In the entries below, quote word for word only the lines that begin with the line containing "softkey-data[interactable]: Data bbox=[67, 409, 101, 419]" and continue through the line containing "softkey-go[interactable]: Go bbox=[267, 409, 301, 419]", including both of those lines.

Entries in a dataset
*****

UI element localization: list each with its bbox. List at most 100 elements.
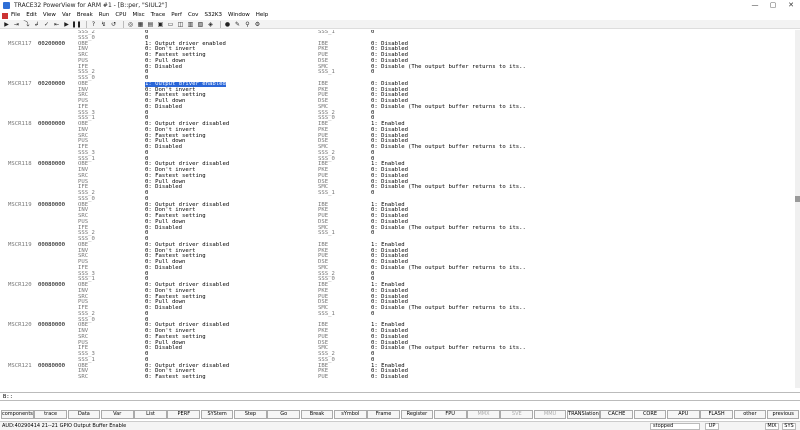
softkey-data[interactable]: Data bbox=[67, 409, 101, 419]
field-value[interactable]: 0 bbox=[371, 231, 374, 237]
field-value[interactable]: 0: Disabled bbox=[145, 346, 182, 352]
field-value[interactable]: 0 bbox=[371, 190, 374, 197]
field-value[interactable]: 0: Disable (The output buffer returns to… bbox=[371, 104, 526, 111]
toolbar-button-icon[interactable]: ● bbox=[224, 21, 231, 28]
field-value[interactable]: 0: Disabled bbox=[145, 104, 182, 111]
toolbar-button-icon[interactable]: ❚❚ bbox=[71, 21, 81, 28]
menu-trace[interactable]: Trace bbox=[151, 11, 166, 20]
register-value[interactable]: 00200000 bbox=[38, 81, 65, 88]
register-value[interactable]: 00080000 bbox=[38, 242, 65, 249]
toolbar-button-icon[interactable]: ⚙ bbox=[254, 21, 261, 28]
softkey-go[interactable]: Go bbox=[267, 409, 301, 419]
field-value[interactable]: 0: Disable (The output buffer returns to… bbox=[371, 64, 526, 71]
toolbar-button-icon[interactable]: ↺ bbox=[110, 21, 117, 28]
field-value[interactable]: 0: Disable (The output buffer returns to… bbox=[371, 144, 526, 151]
field-value[interactable]: 0: Disabled bbox=[371, 374, 408, 381]
softkey-break[interactable]: Break bbox=[300, 409, 334, 419]
softkey-apu[interactable]: APU bbox=[666, 409, 700, 419]
toolbar-button-icon[interactable]: ? bbox=[90, 21, 97, 28]
peripheral-register-view[interactable]: SSS_2 0 SSS_1 0 SSS_0 0 MSCR117 00200000 OBE 1: O… bbox=[0, 30, 796, 388]
toolbar-button-icon[interactable]: ▧ bbox=[197, 21, 204, 28]
field-value[interactable]: 0: Disabled bbox=[145, 265, 182, 272]
softkey-var[interactable]: Var bbox=[100, 409, 134, 419]
softkey-translation[interactable]: TRANSlation bbox=[567, 409, 600, 419]
softkey-flash[interactable]: FLASH bbox=[700, 409, 733, 419]
minimize-icon[interactable]: — bbox=[746, 0, 764, 11]
softkey-fpu[interactable]: FPU bbox=[433, 409, 467, 419]
register-value[interactable]: 00000000 bbox=[38, 121, 65, 128]
field-value[interactable]: 0: Disable (The output buffer returns to… bbox=[371, 265, 526, 272]
scrollbar-thumb[interactable] bbox=[795, 196, 800, 202]
menu-run[interactable]: Run bbox=[99, 11, 110, 20]
toolbar-button-icon[interactable]: ◎ bbox=[127, 21, 134, 28]
softkey-frame[interactable]: Frame bbox=[367, 409, 400, 419]
toolbar-button-icon[interactable]: ⚲ bbox=[244, 21, 251, 28]
toolbar-button-icon[interactable]: ▣ bbox=[157, 21, 164, 28]
softkey-previous[interactable]: previous bbox=[766, 409, 800, 419]
toolbar-button-icon[interactable]: ▶ bbox=[3, 21, 10, 28]
toolbar-button-icon[interactable]: ↯ bbox=[100, 21, 107, 28]
toolbar-button-icon[interactable]: ✓ bbox=[43, 21, 50, 28]
menu-cov[interactable]: Cov bbox=[188, 11, 198, 20]
field-value[interactable]: 0: Disabled bbox=[145, 185, 182, 191]
softkey-perf[interactable]: PERF bbox=[167, 409, 201, 419]
toolbar-button-icon[interactable]: ⇥ bbox=[13, 21, 20, 28]
field-value[interactable]: 0: Disabled bbox=[145, 64, 182, 71]
softkey-mmx[interactable]: MMX bbox=[467, 409, 500, 419]
register-value[interactable]: 00080000 bbox=[38, 162, 65, 168]
toolbar-button-icon[interactable]: ↲ bbox=[33, 21, 40, 28]
toolbar-button-icon[interactable]: ✎ bbox=[234, 21, 241, 28]
menu-edit[interactable]: Edit bbox=[26, 11, 37, 20]
field-value[interactable]: 0 bbox=[371, 30, 374, 36]
register-value[interactable]: 00080000 bbox=[38, 202, 65, 209]
menu-view[interactable]: View bbox=[43, 11, 56, 20]
register-value[interactable]: 00080000 bbox=[38, 282, 65, 289]
softkey-list[interactable]: List bbox=[134, 409, 167, 419]
menu-perf[interactable]: Perf bbox=[171, 11, 182, 20]
softkey-mmu[interactable]: MMU bbox=[533, 409, 567, 419]
register-value[interactable]: 00080000 bbox=[38, 363, 65, 370]
field-value[interactable]: 0: Disable (The output buffer returns to… bbox=[371, 225, 526, 232]
toolbar-button-icon[interactable]: ▭ bbox=[167, 21, 174, 28]
menu-var[interactable]: Var bbox=[62, 11, 71, 20]
menu-help[interactable]: Help bbox=[256, 11, 269, 20]
softkey-core[interactable]: CORE bbox=[633, 409, 667, 419]
menu-cpu[interactable]: CPU bbox=[115, 11, 126, 20]
menu-s32k3[interactable]: S32K3 bbox=[204, 11, 222, 20]
toolbar-button-icon[interactable]: ◫ bbox=[177, 21, 184, 28]
register-line[interactable]: SRC 0: Fastest setting PUE 0: Disabled bbox=[0, 374, 790, 381]
softkey-trace[interactable]: trace bbox=[34, 409, 67, 419]
field-value[interactable]: 0: Disabled bbox=[145, 144, 182, 151]
field-value[interactable]: 0: Disable (The output buffer returns to… bbox=[371, 346, 526, 352]
field-value[interactable]: 0: Disabled bbox=[145, 305, 182, 312]
softkey-symbol[interactable]: sYmbol bbox=[333, 409, 367, 419]
toolbar-button-icon[interactable]: ▦ bbox=[137, 21, 144, 28]
field-value[interactable]: 0 bbox=[371, 311, 374, 318]
register-value[interactable]: 00200000 bbox=[38, 41, 65, 48]
toolbar-button-icon[interactable]: ⇤ bbox=[53, 21, 60, 28]
maximize-icon[interactable]: ▢ bbox=[764, 0, 782, 11]
toolbar-button-icon[interactable]: ▶ bbox=[63, 21, 70, 28]
menu-file[interactable]: File bbox=[11, 11, 20, 20]
softkey-other[interactable]: other bbox=[733, 409, 767, 419]
vertical-scrollbar[interactable] bbox=[795, 30, 800, 388]
softkey-register[interactable]: Register bbox=[400, 409, 434, 419]
field-value[interactable]: 0: Disable (The output buffer returns to… bbox=[371, 305, 526, 312]
softkey-sve[interactable]: SVE bbox=[500, 409, 534, 419]
system-menu-icon[interactable] bbox=[2, 12, 8, 19]
toolbar-button-icon[interactable]: ▥ bbox=[187, 21, 194, 28]
menu-break[interactable]: Break bbox=[77, 11, 93, 20]
menu-misc[interactable]: Misc bbox=[133, 11, 145, 20]
close-icon[interactable]: ✕ bbox=[782, 0, 800, 11]
softkey-cache[interactable]: CACHE bbox=[600, 409, 633, 419]
field-value[interactable]: 0: Disabled bbox=[145, 225, 182, 232]
softkey-components[interactable]: components bbox=[1, 409, 34, 419]
field-value[interactable]: 0: Disable (The output buffer returns to… bbox=[371, 185, 526, 191]
softkey-system[interactable]: SYStem bbox=[200, 409, 234, 419]
field-value[interactable]: 0: Fastest setting bbox=[145, 374, 206, 381]
toolbar-button-icon[interactable]: ▤ bbox=[147, 21, 154, 28]
register-value[interactable]: 00080000 bbox=[38, 323, 65, 329]
toolbar-button-icon[interactable]: ◈ bbox=[207, 21, 214, 28]
toolbar-button-icon[interactable]: ⤵ bbox=[23, 21, 30, 28]
softkey-step[interactable]: Step bbox=[234, 409, 267, 419]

*****

(SOLVED EXERCISE):
softkey-data[interactable]: Data bbox=[67, 409, 101, 419]
field-value[interactable]: 0 bbox=[371, 231, 374, 237]
field-value[interactable]: 0: Disabled bbox=[145, 346, 182, 352]
field-value[interactable]: 0 bbox=[371, 190, 374, 197]
field-value[interactable]: 0: Disable (The output buffer returns to… bbox=[371, 104, 526, 111]
toolbar-button-icon[interactable]: ● bbox=[224, 21, 231, 28]
field-value[interactable]: 0: Disabled bbox=[145, 104, 182, 111]
toolbar-button-icon[interactable]: ❚❚ bbox=[71, 21, 81, 28]
menu-trace[interactable]: Trace bbox=[151, 11, 166, 20]
register-value[interactable]: 00200000 bbox=[38, 81, 65, 88]
register-value[interactable]: 00080000 bbox=[38, 242, 65, 249]
toolbar-button-icon[interactable]: ⚙ bbox=[254, 21, 261, 28]
softkey-go[interactable]: Go bbox=[267, 409, 301, 419]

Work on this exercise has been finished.